+++ TEXTO PROPORCIONADO +++

En fin, la Sala encuentra que las tres providencias atacadas resultan ser razonables, en la medida en que contienen argumentos debidamente respaldados por el material probatorio, y realizan la correspondiente valoración de acuerdo con los criterios de la sana crítica. Ello quiere decir que las mismas fueron adoptadas bajo el amparo de los principios constitucionales de autonomía e independencia que orientan la función judicial y, por consiguiente, le está vedado al Juez de Tutela intervenir en las decisiones contenidas en tales sentencias. En consecuencia, se negará el amparo invocado por PENSIONES CUNDINAMARCA, pues no se advierte la configuración de la causal específica de procedencia que es alegada por esta entidad.
En mérito de lo expuesto, la CORTE SUPREMA DE JUSTICIA, SALA DE CASACIÓN PENAL, SALA SEGUNDA DE DECISIÓN DE TUTELAS, administrando justicia en nombre de la República de Colombia y por autoridad de la ley,
RESUELVE
1. NEGAR el amparo solicitado por PENSIONES CUNDINAMARCA contra la Sala de Casación Laboral de la Corte Suprema de Justicia y la Sala de Descongestión No. 2 de la misma Corporación.

+++ DATOS SIN PROCESAR +++

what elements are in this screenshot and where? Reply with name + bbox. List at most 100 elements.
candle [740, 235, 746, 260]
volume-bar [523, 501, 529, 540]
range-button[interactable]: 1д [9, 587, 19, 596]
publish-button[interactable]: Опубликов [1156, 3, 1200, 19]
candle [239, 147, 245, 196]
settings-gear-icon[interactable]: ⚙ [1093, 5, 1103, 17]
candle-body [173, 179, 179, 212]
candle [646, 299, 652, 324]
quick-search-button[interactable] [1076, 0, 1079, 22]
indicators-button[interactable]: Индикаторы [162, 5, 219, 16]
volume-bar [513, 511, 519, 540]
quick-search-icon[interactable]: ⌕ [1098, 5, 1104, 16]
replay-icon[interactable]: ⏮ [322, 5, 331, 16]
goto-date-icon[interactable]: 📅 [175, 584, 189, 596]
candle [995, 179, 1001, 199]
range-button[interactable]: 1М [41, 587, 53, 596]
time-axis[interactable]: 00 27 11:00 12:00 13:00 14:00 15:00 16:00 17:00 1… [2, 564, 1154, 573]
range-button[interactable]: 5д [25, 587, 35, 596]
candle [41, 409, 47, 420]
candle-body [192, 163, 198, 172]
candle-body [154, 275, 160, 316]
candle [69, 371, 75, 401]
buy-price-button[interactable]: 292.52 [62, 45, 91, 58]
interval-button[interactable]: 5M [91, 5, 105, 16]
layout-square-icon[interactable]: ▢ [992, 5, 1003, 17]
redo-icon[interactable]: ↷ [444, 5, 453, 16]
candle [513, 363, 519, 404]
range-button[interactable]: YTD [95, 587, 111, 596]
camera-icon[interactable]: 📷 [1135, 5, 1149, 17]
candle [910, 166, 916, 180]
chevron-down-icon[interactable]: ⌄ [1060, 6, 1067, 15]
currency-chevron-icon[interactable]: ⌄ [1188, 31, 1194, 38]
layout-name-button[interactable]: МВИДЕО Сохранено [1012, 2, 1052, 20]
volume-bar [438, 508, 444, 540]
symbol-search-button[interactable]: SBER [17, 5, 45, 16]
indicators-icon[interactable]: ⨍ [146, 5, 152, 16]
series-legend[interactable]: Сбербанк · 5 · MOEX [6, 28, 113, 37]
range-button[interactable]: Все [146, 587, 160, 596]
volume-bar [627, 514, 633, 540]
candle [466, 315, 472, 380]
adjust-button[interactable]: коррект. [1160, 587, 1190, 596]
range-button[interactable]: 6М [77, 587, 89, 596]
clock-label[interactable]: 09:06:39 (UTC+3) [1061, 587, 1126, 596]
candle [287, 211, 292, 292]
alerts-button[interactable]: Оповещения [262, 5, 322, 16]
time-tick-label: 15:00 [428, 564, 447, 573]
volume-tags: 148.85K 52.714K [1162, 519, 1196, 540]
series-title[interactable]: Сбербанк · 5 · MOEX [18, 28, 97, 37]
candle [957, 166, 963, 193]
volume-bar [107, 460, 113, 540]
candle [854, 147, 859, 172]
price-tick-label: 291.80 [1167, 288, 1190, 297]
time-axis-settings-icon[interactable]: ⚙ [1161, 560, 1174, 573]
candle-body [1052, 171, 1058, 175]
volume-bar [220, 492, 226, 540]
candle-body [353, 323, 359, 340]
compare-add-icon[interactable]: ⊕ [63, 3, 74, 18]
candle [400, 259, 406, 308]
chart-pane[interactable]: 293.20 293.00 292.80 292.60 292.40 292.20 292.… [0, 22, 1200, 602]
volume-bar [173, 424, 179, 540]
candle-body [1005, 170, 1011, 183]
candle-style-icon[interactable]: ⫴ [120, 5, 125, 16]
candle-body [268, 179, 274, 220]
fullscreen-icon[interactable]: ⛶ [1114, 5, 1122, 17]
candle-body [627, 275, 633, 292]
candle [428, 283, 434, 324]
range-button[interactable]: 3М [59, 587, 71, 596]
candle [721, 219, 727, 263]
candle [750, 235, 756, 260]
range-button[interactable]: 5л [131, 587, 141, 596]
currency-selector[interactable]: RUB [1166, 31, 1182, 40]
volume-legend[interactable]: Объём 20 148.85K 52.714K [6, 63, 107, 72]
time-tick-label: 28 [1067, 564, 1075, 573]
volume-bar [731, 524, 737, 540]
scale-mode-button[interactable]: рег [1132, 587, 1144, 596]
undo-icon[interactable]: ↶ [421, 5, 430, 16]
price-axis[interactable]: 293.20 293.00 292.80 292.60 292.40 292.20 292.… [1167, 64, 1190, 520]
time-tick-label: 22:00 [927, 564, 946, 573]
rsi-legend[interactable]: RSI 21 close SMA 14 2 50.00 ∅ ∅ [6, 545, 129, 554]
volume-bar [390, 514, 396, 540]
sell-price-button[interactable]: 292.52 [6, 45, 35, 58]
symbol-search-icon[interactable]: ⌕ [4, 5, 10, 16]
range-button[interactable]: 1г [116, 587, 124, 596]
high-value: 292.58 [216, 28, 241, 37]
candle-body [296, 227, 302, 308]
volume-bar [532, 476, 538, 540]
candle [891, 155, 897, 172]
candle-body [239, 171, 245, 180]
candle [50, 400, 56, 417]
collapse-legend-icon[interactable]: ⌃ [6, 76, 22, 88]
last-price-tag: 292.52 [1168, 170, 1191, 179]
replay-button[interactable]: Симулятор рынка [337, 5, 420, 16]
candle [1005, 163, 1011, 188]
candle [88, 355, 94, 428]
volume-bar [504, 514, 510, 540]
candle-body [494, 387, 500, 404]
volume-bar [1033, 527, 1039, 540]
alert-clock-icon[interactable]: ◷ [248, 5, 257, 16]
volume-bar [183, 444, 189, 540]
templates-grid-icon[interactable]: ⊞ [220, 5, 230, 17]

+++

TAREAS POR REALIZAR
1 > Transcriba del fallo de tutela el fragmento que empieza en "En mérito de" y termina en "la misma Corporación.".
2 > Redacte la continuación del fallo de tutela a partir de su última oración.

RESPUESTAS A TAREAS
1 >
En mérito de lo expuesto, la CORTE SUPREMA DE JUSTICIA, SALA DE CASACIÓN PENAL, SALA SEGUNDA DE DECISIÓN DE TUTELAS, administrando justicia en nombre de la República de Colombia y por autoridad de la ley,
RESUELVE
1. NEGAR el amparo solicitado por PENSIONES CUNDINAMARCA contra la Sala de Casación Laboral de la Corte Suprema de Justicia y la Sala de Descongestión No. 2 de la misma Corporación.

2 >
2. NOTIFICAR esta providencia de conformidad con el artículo 30 del Decreto 2591 de 1991.
3. De no ser impugnada esta determinación, REMITIR el expediente a la Corte Constitucional para su eventual revisión.
NOTIFÍQUESE Y CÚMPLASE.
HUGO QUINTERO BERNATE
LUIS ANTONIO HERNÁNDEZ BARBOSA
FABIO OSPITIA GARÓN
NUBIA YOLANDA NOVA GARCÍA
Secretaria
1 Las acciones de tutela dirigidas contra la Corte Suprema de Justicia y el Consejo de Estado serán repartidas, para su conocimiento en primera instancia, a la misma Corporación y se resolverá por la Sala de Decisión, Sección o Subsección que corresponda de conformidad con el reglamento al que se refiere el artículo 2.2.3.1.2.4 del presente decreto.
2 En particular, a partir de la sentencia C-590 de 2005.
3 (i) Que la cuestión discutida sea de evidente relevancia constitucional; (ii) que se hayan agotado previamente todos los medios ordinarios y extraordinarios de defensa judicial; (iii) que se cumpla con el requisito de inmediatez; (iv) que, si se trata de una irregularidad procesal, se demuestre que ella tuvo un efecto decisivo sobre la decisión final; (v) que se identifique de manera clara tanto los hechos que generaron la presunta vulneración como los derechos fundamentales violados y (vi) que las providencias cuestionadas no sean sentencias de tutela.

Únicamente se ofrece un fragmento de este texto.